WHAT THE EXERCISE ASKS:
Set down the records once more, please, exactly and with the pictures left out.
* * *
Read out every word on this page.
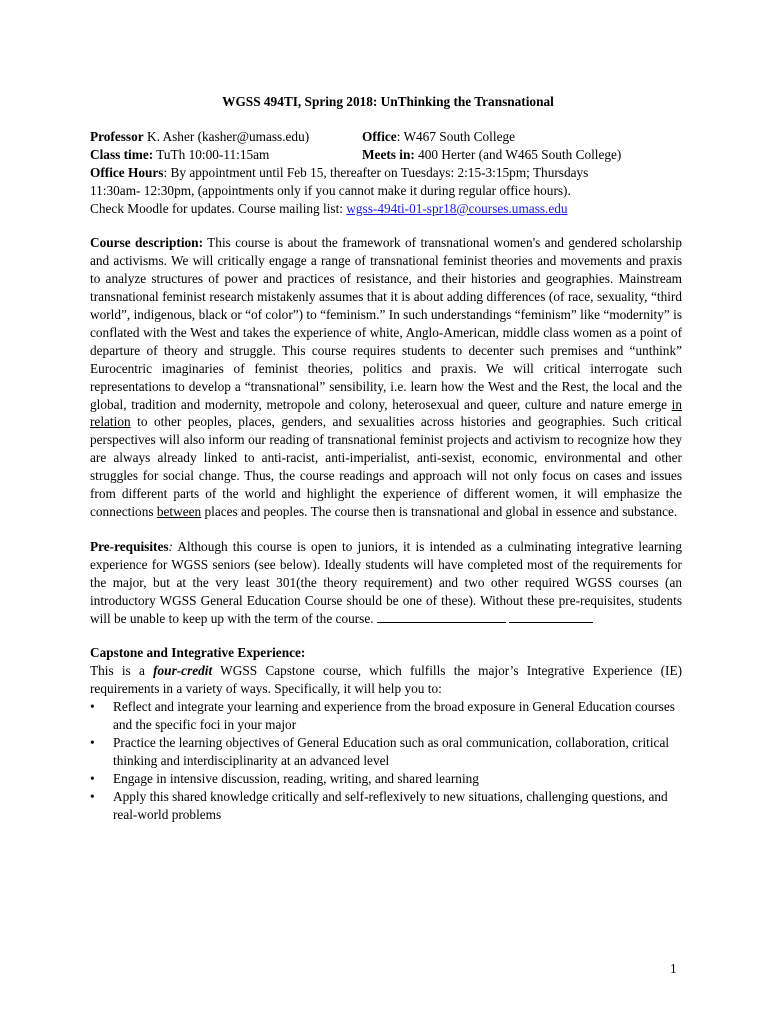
WGSS 494TI, Spring 2018: UnThinking the Transnational
Professor K. Asher (kasher@umass.edu)	Office: W467 South College
Class time: TuTh 10:00-11:15am	Meets in: 400 Herter (and W465 South College)
Office Hours: By appointment until Feb 15, thereafter on Tuesdays: 2:15-3:15pm; Thursdays
11:30am- 12:30pm, (appointments only if you cannot make it during regular office hours).
Check Moodle for updates. Course mailing list: wgss-494ti-01-spr18@courses.umass.edu

Course description: This course is about the framework of transnational women's and gendered scholarship and activisms. We will critically engage a range of transnational feminist theories and movements and praxis to analyze structures of power and practices of resistance, and their histories and geographies. Mainstream transnational feminist research mistakenly assumes that it is about adding differences (of race, sexuality, “third world”, indigenous, black or “of color”) to “feminism.” In such understandings “feminism” like “modernity” is conflated with the West and takes the experience of white, Anglo-American, middle class women as a point of departure of theory and struggle. This course requires students to decenter such premises and “unthink” Eurocentric imaginaries of feminist theories, politics and praxis. We will critical interrogate such representations to develop a “transnational” sensibility, i.e. learn how the West and the Rest, the local and the global, tradition and modernity, metropole and colony, heterosexual and queer, culture and nature emerge in relation to other peoples, places, genders, and sexualities across histories and geographies. Such critical perspectives will also inform our reading of transnational feminist projects and activism to recognize how they are always already linked to anti-racist, anti-imperialist, anti-sexist, economic, environmental and other struggles for social change. Thus, the course readings and approach will not only focus on cases and issues from different parts of the world and highlight the experience of different women, it will emphasize the connections between places and peoples. The course then is transnational and global in essence and substance.

Pre-requisites: Although this course is open to juniors, it is intended as a culminating integrative learning experience for WGSS seniors (see below). Ideally students will have completed most of the requirements for the major, but at the very least 301(the theory requirement) and two other required WGSS courses (an introductory WGSS General Education Course should be one of these). Without these pre-requisites, students will be unable to keep up with the term of the course.

Capstone and Integrative Experience:

This is a four-credit WGSS Capstone course, which fulfills the major’s Integrative Experience (IE) requirements in a variety of ways. Specifically, it will help you to:

• Reflect and integrate your learning and experience from the broad exposure in General Education courses and the specific foci in your major
• Practice the learning objectives of General Education such as oral communication, collaboration, critical thinking and interdisciplinarity at an advanced level
• Engage in intensive discussion, reading, writing, and shared learning
• Apply this shared knowledge critically and self-reflexively to new situations, challenging questions, and real-world problems
1
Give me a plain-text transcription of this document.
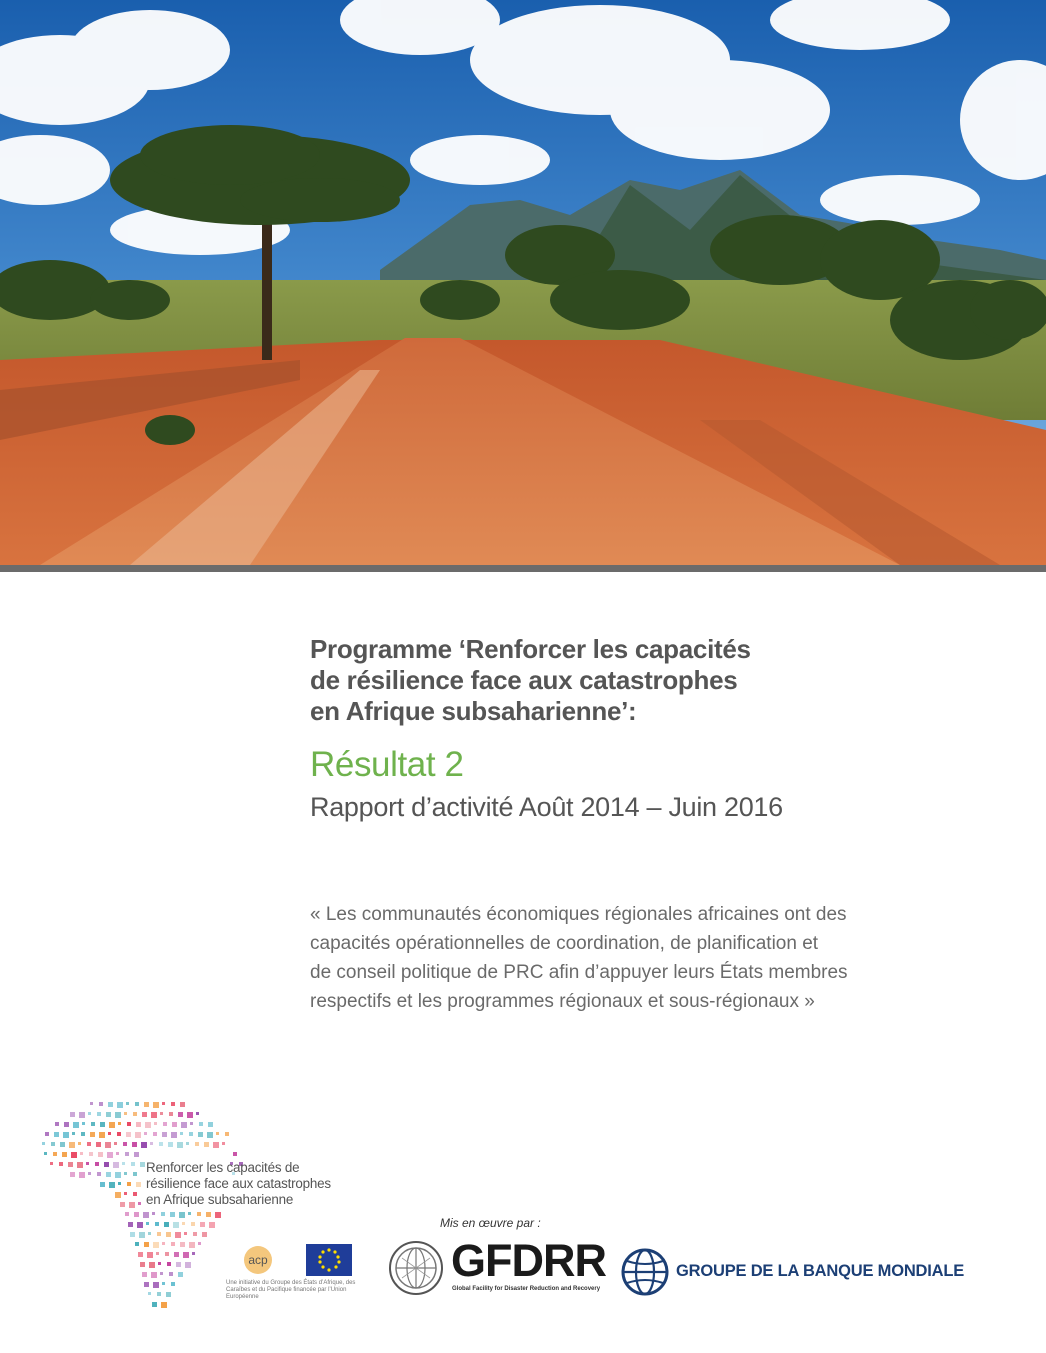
Programme ‘Renforcer les capacités
de résilience face aux catastrophes
en Afrique subsaharienne’:
Résultat 2
Rapport d’activité Août 2014 – Juin 2016
« Les communautés économiques régionales africaines ont des
capacités opérationnelles de coordination, de planification et
de conseil politique de PRC afin d’appuyer leurs États membres
respectifs et les programmes régionaux et sous-régionaux »
Renforcer les capacités de
résilience face aux catastrophes
en Afrique subsaharienne
acp
Une initiative du Groupe des États d’Afrique, des Caraïbes et du Pacifique financée par l’Union Européenne
Mis en œuvre par :
GFDRR
Global Facility for Disaster Reduction and Recovery
GROUPE DE LA BANQUE MONDIALE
* * *
SOLUTION FOR THIS PROBLEM:
Read out every word on this page.
WGSS 494TI, Spring 2018: UnThinking the Transnational
Professor K. Asher (kasher@umass.edu)	Office: W467 South College
Class time: TuTh 10:00-11:15am	Meets in: 400 Herter (and W465 South College)
Office Hours: By appointment until Feb 15, thereafter on Tuesdays: 2:15-3:15pm; Thursdays
11:30am- 12:30pm, (appointments only if you cannot make it during regular office hours).
Check Moodle for updates. Course mailing list: wgss-494ti-01-spr18@courses.umass.edu

Course description: This course is about the framework of transnational women's and gendered scholarship and activisms. We will critically engage a range of transnational feminist theories and movements and praxis to analyze structures of power and practices of resistance, and their histories and geographies. Mainstream transnational feminist research mistakenly assumes that it is about adding differences (of race, sexuality, “third world”, indigenous, black or “of color”) to “feminism.” In such understandings “feminism” like “modernity” is conflated with the West and takes the experience of white, Anglo-American, middle class women as a point of departure of theory and struggle. This course requires students to decenter such premises and “unthink” Eurocentric imaginaries of feminist theories, politics and praxis. We will critical interrogate such representations to develop a “transnational” sensibility, i.e. learn how the West and the Rest, the local and the global, tradition and modernity, metropole and colony, heterosexual and queer, culture and nature emerge in relation to other peoples, places, genders, and sexualities across histories and geographies. Such critical perspectives will also inform our reading of transnational feminist projects and activism to recognize how they are always already linked to anti-racist, anti-imperialist, anti-sexist, economic, environmental and other struggles for social change. Thus, the course readings and approach will not only focus on cases and issues from different parts of the world and highlight the experience of different women, it will emphasize the connections between places and peoples. The course then is transnational and global in essence and substance.

Pre-requisites: Although this course is open to juniors, it is intended as a culminating integrative learning experience for WGSS seniors (see below). Ideally students will have completed most of the requirements for the major, but at the very least 301(the theory requirement) and two other required WGSS courses (an introductory WGSS General Education Course should be one of these). Without these pre-requisites, students will be unable to keep up with the term of the course.

Capstone and Integrative Experience:

This is a four-credit WGSS Capstone course, which fulfills the major’s Integrative Experience (IE) requirements in a variety of ways. Specifically, it will help you to:

• Reflect and integrate your learning and experience from the broad exposure in General Education courses and the specific foci in your major
• Practice the learning objectives of General Education such as oral communication, collaboration, critical thinking and interdisciplinarity at an advanced level
• Engage in intensive discussion, reading, writing, and shared learning
• Apply this shared knowledge critically and self-reflexively to new situations, challenging questions, and real-world problems
1
Give me a plain-text transcription of this document.
Programme ‘Renforcer les capacités
de résilience face aux catastrophes
en Afrique subsaharienne’:
Résultat 2
Rapport d’activité Août 2014 – Juin 2016
« Les communautés économiques régionales africaines ont des
capacités opérationnelles de coordination, de planification et
de conseil politique de PRC afin d’appuyer leurs États membres
respectifs et les programmes régionaux et sous-régionaux »
Renforcer les capacités de
résilience face aux catastrophes
en Afrique subsaharienne
acp
Une initiative du Groupe des États d’Afrique, des Caraïbes et du Pacifique financée par l’Union Européenne
Mis en œuvre par :
GFDRR
Global Facility for Disaster Reduction and Recovery
GROUPE DE LA BANQUE MONDIALE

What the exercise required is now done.